Short exercise:
Extract the complete listing and output it unchanged.

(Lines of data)
····················

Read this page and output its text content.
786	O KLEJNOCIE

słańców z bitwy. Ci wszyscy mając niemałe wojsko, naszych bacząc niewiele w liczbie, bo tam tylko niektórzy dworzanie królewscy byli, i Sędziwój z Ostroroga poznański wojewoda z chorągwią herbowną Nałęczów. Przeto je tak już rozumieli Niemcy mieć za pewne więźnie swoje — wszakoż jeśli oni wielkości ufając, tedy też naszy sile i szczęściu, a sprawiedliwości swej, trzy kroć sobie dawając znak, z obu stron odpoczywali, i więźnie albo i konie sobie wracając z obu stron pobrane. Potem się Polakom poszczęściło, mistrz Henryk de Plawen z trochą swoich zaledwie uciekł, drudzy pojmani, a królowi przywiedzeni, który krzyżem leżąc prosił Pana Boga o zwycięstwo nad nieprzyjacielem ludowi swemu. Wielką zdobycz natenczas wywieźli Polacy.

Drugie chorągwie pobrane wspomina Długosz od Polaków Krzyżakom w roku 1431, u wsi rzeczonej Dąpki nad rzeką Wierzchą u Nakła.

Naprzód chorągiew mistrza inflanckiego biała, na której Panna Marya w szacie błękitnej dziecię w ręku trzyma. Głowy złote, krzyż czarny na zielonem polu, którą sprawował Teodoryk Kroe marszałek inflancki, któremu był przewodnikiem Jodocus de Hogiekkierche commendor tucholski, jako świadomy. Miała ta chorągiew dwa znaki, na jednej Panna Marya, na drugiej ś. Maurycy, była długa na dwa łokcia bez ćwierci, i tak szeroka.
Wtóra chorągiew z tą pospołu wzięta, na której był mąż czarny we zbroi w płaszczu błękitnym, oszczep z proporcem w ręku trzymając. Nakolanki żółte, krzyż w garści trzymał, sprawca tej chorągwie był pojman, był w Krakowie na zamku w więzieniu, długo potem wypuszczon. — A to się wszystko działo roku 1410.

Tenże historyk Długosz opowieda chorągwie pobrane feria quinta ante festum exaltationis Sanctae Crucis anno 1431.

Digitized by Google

····················

Task answer:
Read this page and output its text content.
786	O KLEJNOCIE

słańców z bitwy. Ci wszyscy mając niemałe wojsko, naszych bacząc niewiele w liczbie, bo tam tylko niektórzy dworzanie królewscy byli, i Sędziwój z Ostroroga poznański wojewoda z chorągwią herbowną Nałęczów. Przeto je tak już rozumieli Niemcy mieć za pewne więźnie swoje — wszakoż jeśli oni wielkości ufając, tedy też naszy sile i szczęściu, a sprawiedliwości swej, trzy kroć sobie dawając znak, z obu stron odpoczywali, i więźnie albo i konie sobie wracając z obu stron pobrane. Potem się Polakom poszczęściło, mistrz Henryk de Plawen z trochą swoich zaledwie uciekł, drudzy pojmani, a królowi przywiedzeni, który krzyżem leżąc prosił Pana Boga o zwycięstwo nad nieprzyjacielem ludowi swemu. Wielką zdobycz natenczas wywieźli Polacy.

Drugie chorągwie pobrane wspomina Długosz od Polaków Krzyżakom w roku 1431, u wsi rzeczonej Dąpki nad rzeką Wierzchą u Nakła.

Naprzód chorągiew mistrza inflanckiego biała, na której Panna Marya w szacie błękitnej dziecię w ręku trzyma. Głowy złote, krzyż czarny na zielonem polu, którą sprawował Teodoryk Kroe marszałek inflancki, któremu był przewodnikiem Jodocus de Hogiekkierche commendor tucholski, jako świadomy. Miała ta chorągiew dwa znaki, na jednej Panna Marya, na drugiej ś. Maurycy, była długa na dwa łokcia bez ćwierci, i tak szeroka.
Wtóra chorągiew z tą pospołu wzięta, na której był mąż czarny we zbroi w płaszczu błękitnym, oszczep z proporcem w ręku trzymając. Nakolanki żółte, krzyż w garści trzymał, sprawca tej chorągwie był pojman, był w Krakowie na zamku w więzieniu, długo potem wypuszczon. — A to się wszystko działo roku 1410.

Tenże historyk Długosz opowieda chorągwie pobrane feria quinta ante festum exaltationis Sanctae Crucis anno 1431.

Digitized by Google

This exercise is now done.